*Exercise task:*
Pick out each line containing the string "grid" and copy it.
|---|
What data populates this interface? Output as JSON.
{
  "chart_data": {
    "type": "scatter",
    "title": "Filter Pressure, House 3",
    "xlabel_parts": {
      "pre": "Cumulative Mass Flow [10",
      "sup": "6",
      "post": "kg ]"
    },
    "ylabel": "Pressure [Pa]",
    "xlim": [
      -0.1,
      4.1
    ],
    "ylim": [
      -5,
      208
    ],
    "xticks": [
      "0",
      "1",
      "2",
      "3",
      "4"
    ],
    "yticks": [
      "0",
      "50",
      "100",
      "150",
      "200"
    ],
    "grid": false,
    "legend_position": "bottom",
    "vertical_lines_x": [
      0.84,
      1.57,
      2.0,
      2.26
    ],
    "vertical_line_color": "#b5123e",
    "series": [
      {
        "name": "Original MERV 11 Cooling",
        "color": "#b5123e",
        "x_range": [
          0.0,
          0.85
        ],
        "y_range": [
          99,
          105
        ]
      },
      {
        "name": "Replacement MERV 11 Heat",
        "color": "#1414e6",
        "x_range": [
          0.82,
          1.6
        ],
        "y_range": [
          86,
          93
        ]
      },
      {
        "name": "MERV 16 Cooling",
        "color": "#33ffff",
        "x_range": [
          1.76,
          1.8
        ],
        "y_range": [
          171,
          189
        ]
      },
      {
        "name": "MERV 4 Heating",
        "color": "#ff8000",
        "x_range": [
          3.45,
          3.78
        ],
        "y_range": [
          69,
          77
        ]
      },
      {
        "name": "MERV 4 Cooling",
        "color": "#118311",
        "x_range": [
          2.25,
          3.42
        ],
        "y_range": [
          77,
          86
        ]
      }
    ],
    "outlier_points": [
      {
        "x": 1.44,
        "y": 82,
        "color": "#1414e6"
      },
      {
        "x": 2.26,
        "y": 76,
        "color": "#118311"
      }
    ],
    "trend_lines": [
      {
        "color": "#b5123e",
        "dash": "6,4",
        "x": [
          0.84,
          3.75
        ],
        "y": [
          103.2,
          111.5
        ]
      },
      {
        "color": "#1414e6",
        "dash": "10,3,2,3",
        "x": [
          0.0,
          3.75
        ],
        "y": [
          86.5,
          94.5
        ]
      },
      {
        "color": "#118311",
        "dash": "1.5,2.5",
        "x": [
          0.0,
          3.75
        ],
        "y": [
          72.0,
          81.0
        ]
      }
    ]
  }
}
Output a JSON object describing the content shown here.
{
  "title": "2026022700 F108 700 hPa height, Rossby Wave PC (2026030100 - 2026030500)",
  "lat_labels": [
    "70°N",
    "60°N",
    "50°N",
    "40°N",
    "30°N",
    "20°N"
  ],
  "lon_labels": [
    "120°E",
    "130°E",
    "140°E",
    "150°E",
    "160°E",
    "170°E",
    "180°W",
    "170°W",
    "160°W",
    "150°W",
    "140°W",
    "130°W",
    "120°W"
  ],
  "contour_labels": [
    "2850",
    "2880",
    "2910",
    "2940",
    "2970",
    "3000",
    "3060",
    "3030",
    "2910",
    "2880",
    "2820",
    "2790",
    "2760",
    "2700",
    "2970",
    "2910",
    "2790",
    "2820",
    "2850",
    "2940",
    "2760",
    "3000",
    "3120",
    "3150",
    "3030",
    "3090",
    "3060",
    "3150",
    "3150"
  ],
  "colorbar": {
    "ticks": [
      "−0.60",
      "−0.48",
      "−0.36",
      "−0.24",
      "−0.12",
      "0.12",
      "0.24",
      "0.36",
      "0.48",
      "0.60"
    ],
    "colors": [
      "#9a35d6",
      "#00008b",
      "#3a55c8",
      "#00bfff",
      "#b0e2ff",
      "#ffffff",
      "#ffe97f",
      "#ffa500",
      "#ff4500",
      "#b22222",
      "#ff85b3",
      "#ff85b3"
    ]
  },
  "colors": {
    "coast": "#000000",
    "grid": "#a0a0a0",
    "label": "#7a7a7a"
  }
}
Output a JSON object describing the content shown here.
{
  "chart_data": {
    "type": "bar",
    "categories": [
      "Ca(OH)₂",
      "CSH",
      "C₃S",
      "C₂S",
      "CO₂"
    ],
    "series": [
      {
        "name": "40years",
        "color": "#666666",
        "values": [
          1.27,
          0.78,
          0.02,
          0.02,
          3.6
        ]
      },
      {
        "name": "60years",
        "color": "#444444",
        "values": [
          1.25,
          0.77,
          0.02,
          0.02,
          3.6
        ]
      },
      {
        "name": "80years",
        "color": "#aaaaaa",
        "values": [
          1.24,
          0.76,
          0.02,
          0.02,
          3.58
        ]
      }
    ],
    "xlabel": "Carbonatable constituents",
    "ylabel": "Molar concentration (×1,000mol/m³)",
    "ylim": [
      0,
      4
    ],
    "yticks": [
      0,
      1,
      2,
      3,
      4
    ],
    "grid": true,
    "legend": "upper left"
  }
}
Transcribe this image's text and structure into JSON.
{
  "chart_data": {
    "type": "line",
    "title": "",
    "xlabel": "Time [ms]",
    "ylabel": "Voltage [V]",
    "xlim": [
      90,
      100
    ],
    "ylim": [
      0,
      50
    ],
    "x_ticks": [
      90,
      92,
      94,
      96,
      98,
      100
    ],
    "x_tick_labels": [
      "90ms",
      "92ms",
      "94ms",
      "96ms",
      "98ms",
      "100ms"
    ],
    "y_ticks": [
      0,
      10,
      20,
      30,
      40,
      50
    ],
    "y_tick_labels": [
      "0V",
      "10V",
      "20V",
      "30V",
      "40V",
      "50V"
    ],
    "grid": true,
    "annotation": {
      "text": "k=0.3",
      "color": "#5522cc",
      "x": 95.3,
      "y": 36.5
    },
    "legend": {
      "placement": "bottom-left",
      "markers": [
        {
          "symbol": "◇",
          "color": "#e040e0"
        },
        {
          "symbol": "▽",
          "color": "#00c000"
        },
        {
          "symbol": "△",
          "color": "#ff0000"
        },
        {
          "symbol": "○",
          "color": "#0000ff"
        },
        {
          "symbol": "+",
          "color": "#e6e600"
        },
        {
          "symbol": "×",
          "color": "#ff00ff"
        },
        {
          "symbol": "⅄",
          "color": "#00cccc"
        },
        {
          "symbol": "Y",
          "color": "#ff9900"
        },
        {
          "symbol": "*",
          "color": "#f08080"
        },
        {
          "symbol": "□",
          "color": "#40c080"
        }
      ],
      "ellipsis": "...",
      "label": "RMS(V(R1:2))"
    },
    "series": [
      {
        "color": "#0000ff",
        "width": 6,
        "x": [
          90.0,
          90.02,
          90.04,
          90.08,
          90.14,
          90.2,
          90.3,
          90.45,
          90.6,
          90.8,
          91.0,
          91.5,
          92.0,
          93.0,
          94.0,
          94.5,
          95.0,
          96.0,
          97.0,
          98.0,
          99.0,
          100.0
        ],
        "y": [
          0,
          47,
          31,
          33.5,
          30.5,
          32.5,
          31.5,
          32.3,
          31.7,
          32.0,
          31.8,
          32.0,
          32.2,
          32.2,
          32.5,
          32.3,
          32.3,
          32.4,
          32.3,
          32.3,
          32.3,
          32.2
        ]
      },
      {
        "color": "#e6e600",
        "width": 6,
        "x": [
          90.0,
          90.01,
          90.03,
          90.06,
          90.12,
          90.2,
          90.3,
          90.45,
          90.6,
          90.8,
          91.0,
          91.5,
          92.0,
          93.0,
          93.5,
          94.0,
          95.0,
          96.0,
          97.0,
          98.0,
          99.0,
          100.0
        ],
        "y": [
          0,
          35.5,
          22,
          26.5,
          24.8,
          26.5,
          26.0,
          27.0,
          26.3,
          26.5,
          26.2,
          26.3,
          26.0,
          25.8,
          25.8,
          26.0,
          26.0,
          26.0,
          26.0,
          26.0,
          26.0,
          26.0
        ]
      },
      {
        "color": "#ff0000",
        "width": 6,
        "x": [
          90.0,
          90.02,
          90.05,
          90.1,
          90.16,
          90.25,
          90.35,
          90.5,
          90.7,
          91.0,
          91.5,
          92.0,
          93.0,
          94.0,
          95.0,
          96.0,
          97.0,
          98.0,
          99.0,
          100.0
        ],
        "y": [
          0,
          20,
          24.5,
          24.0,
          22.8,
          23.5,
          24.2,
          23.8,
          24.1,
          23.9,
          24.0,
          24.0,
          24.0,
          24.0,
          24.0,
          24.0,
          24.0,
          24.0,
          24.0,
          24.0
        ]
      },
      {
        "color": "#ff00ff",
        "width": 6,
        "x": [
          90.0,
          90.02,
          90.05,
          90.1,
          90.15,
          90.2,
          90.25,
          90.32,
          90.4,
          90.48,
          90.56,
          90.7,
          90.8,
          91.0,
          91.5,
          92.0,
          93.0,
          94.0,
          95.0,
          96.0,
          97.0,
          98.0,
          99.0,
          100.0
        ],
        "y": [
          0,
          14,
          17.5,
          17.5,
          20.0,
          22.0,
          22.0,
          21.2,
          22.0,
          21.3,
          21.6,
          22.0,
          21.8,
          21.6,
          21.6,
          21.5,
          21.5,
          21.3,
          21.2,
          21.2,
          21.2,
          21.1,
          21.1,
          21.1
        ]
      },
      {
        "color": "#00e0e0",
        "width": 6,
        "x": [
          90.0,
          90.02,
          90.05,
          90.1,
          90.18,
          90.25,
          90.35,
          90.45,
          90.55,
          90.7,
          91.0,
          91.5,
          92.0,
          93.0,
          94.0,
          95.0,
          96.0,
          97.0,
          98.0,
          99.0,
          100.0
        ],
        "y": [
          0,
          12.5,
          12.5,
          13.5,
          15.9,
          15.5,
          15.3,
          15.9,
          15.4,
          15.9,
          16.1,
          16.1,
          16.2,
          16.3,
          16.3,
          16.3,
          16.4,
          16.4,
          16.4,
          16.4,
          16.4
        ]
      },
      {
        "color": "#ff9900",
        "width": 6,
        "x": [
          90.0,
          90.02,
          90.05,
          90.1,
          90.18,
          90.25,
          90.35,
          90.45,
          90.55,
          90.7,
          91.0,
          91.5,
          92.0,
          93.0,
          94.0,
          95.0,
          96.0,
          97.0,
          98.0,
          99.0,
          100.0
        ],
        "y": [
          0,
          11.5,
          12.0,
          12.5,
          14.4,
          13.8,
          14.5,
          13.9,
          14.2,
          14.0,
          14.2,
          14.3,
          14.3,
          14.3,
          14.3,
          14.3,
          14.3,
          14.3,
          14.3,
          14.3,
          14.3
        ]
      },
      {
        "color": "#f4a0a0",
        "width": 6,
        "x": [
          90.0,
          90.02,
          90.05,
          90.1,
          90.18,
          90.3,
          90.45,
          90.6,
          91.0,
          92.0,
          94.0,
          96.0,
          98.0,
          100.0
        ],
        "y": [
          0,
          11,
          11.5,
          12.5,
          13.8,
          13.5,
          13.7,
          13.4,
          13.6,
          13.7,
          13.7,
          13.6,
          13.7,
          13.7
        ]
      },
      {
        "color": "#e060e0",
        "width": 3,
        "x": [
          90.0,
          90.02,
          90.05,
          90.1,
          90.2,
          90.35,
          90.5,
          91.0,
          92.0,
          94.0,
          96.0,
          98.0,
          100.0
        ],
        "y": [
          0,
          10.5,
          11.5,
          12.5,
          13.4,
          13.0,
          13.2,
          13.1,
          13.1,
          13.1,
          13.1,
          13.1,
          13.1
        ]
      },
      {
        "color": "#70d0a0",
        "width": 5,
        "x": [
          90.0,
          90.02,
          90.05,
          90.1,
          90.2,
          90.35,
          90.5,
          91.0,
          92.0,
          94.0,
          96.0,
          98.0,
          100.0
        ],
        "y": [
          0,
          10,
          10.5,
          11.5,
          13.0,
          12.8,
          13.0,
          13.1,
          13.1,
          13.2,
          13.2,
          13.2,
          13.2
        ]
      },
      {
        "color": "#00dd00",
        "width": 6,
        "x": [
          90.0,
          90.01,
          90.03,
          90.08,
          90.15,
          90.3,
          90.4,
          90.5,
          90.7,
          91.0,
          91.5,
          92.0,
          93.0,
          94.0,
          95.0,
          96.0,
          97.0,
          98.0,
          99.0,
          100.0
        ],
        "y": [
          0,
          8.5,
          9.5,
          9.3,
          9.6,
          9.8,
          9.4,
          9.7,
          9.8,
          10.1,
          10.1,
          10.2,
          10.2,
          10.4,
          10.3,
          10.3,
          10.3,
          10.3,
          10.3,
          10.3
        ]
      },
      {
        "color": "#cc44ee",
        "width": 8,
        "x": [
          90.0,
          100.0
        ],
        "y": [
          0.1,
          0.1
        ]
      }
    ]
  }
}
|---|
*Right answer:*
    "grid": false,
    "grid": "#a0a0a0",
    "grid": true,
    "grid": true,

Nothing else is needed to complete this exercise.